**Problem**.
Copy out all of the data below with no alterations.

Records excerpted from a collection:
=======

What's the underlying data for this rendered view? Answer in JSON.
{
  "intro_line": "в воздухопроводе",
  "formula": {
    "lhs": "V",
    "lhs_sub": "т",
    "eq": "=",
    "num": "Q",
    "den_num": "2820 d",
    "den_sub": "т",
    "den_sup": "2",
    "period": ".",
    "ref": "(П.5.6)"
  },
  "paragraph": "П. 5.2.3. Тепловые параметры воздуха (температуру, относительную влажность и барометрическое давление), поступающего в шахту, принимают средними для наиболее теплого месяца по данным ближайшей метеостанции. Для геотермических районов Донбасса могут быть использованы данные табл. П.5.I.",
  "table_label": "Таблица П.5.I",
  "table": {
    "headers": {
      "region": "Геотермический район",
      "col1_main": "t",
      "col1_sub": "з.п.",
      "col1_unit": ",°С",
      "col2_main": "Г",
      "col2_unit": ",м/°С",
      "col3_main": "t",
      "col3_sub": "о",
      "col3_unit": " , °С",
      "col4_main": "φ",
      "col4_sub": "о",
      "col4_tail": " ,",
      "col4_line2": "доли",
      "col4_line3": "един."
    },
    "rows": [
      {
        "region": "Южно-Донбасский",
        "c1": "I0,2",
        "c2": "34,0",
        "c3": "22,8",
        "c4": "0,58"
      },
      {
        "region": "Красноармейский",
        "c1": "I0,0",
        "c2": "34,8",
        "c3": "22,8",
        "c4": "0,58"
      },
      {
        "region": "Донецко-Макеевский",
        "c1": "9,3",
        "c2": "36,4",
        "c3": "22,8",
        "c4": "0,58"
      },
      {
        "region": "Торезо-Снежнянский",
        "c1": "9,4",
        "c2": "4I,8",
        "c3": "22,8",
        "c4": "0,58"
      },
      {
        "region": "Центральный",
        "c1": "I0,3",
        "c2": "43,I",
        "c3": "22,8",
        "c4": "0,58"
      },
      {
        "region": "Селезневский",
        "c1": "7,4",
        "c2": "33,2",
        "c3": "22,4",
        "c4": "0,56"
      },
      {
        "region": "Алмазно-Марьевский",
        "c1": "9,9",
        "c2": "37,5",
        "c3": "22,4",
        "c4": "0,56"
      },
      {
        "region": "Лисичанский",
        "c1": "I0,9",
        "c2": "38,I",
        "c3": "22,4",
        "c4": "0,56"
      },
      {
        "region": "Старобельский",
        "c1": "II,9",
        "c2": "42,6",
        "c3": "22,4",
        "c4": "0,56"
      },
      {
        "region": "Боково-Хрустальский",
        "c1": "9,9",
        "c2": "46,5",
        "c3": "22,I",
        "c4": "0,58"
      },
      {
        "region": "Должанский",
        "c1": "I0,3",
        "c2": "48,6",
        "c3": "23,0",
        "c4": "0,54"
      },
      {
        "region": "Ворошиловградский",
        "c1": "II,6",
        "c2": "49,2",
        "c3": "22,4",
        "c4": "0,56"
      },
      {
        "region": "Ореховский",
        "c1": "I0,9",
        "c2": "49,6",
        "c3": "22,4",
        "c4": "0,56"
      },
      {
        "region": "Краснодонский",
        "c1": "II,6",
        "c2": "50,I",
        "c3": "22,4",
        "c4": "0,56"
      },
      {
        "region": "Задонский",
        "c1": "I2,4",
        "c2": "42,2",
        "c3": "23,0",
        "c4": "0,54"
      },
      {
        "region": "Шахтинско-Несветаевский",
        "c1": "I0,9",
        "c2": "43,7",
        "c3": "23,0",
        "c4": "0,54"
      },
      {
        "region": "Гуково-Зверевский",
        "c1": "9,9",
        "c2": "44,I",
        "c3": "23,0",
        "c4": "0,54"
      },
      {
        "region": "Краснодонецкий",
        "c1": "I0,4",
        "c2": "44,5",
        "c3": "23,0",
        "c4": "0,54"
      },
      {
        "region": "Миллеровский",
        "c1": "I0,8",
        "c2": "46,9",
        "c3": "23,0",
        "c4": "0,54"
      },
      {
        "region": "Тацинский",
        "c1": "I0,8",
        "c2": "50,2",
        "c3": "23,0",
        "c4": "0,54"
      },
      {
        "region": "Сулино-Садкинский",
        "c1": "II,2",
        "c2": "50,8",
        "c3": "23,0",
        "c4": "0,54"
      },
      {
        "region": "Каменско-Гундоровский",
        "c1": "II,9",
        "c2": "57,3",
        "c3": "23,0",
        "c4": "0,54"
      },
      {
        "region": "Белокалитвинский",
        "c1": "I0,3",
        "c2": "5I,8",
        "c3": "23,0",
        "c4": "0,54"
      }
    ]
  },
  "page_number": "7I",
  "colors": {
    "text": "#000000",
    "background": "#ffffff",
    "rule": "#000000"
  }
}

=======

**Result of this exercise**.
What's the underlying data for this rendered view? Answer in JSON.
{
  "intro_line": "в воздухопроводе",
  "formula": {
    "lhs": "V",
    "lhs_sub": "т",
    "eq": "=",
    "num": "Q",
    "den_num": "2820 d",
    "den_sub": "т",
    "den_sup": "2",
    "period": ".",
    "ref": "(П.5.6)"
  },
  "paragraph": "П. 5.2.3. Тепловые параметры воздуха (температуру, относительную влажность и барометрическое давление), поступающего в шахту, принимают средними для наиболее теплого месяца по данным ближайшей метеостанции. Для геотермических районов Донбасса могут быть использованы данные табл. П.5.I.",
  "table_label": "Таблица П.5.I",
  "table": {
    "headers": {
      "region": "Геотермический район",
      "col1_main": "t",
      "col1_sub": "з.п.",
      "col1_unit": ",°С",
      "col2_main": "Г",
      "col2_unit": ",м/°С",
      "col3_main": "t",
      "col3_sub": "о",
      "col3_unit": " , °С",
      "col4_main": "φ",
      "col4_sub": "о",
      "col4_tail": " ,",
      "col4_line2": "доли",
      "col4_line3": "един."
    },
    "rows": [
      {
        "region": "Южно-Донбасский",
        "c1": "I0,2",
        "c2": "34,0",
        "c3": "22,8",
        "c4": "0,58"
      },
      {
        "region": "Красноармейский",
        "c1": "I0,0",
        "c2": "34,8",
        "c3": "22,8",
        "c4": "0,58"
      },
      {
        "region": "Донецко-Макеевский",
        "c1": "9,3",
        "c2": "36,4",
        "c3": "22,8",
        "c4": "0,58"
      },
      {
        "region": "Торезо-Снежнянский",
        "c1": "9,4",
        "c2": "4I,8",
        "c3": "22,8",
        "c4": "0,58"
      },
      {
        "region": "Центральный",
        "c1": "I0,3",
        "c2": "43,I",
        "c3": "22,8",
        "c4": "0,58"
      },
      {
        "region": "Селезневский",
        "c1": "7,4",
        "c2": "33,2",
        "c3": "22,4",
        "c4": "0,56"
      },
      {
        "region": "Алмазно-Марьевский",
        "c1": "9,9",
        "c2": "37,5",
        "c3": "22,4",
        "c4": "0,56"
      },
      {
        "region": "Лисичанский",
        "c1": "I0,9",
        "c2": "38,I",
        "c3": "22,4",
        "c4": "0,56"
      },
      {
        "region": "Старобельский",
        "c1": "II,9",
        "c2": "42,6",
        "c3": "22,4",
        "c4": "0,56"
      },
      {
        "region": "Боково-Хрустальский",
        "c1": "9,9",
        "c2": "46,5",
        "c3": "22,I",
        "c4": "0,58"
      },
      {
        "region": "Должанский",
        "c1": "I0,3",
        "c2": "48,6",
        "c3": "23,0",
        "c4": "0,54"
      },
      {
        "region": "Ворошиловградский",
        "c1": "II,6",
        "c2": "49,2",
        "c3": "22,4",
        "c4": "0,56"
      },
      {
        "region": "Ореховский",
        "c1": "I0,9",
        "c2": "49,6",
        "c3": "22,4",
        "c4": "0,56"
      },
      {
        "region": "Краснодонский",
        "c1": "II,6",
        "c2": "50,I",
        "c3": "22,4",
        "c4": "0,56"
      },
      {
        "region": "Задонский",
        "c1": "I2,4",
        "c2": "42,2",
        "c3": "23,0",
        "c4": "0,54"
      },
      {
        "region": "Шахтинско-Несветаевский",
        "c1": "I0,9",
        "c2": "43,7",
        "c3": "23,0",
        "c4": "0,54"
      },
      {
        "region": "Гуково-Зверевский",
        "c1": "9,9",
        "c2": "44,I",
        "c3": "23,0",
        "c4": "0,54"
      },
      {
        "region": "Краснодонецкий",
        "c1": "I0,4",
        "c2": "44,5",
        "c3": "23,0",
        "c4": "0,54"
      },
      {
        "region": "Миллеровский",
        "c1": "I0,8",
        "c2": "46,9",
        "c3": "23,0",
        "c4": "0,54"
      },
      {
        "region": "Тацинский",
        "c1": "I0,8",
        "c2": "50,2",
        "c3": "23,0",
        "c4": "0,54"
      },
      {
        "region": "Сулино-Садкинский",
        "c1": "II,2",
        "c2": "50,8",
        "c3": "23,0",
        "c4": "0,54"
      },
      {
        "region": "Каменско-Гундоровский",
        "c1": "II,9",
        "c2": "57,3",
        "c3": "23,0",
        "c4": "0,54"
      },
      {
        "region": "Белокалитвинский",
        "c1": "I0,3",
        "c2": "5I,8",
        "c3": "23,0",
        "c4": "0,54"
      }
    ]
  },
  "page_number": "7I",
  "colors": {
    "text": "#000000",
    "background": "#ffffff",
    "rule": "#000000"
  }
}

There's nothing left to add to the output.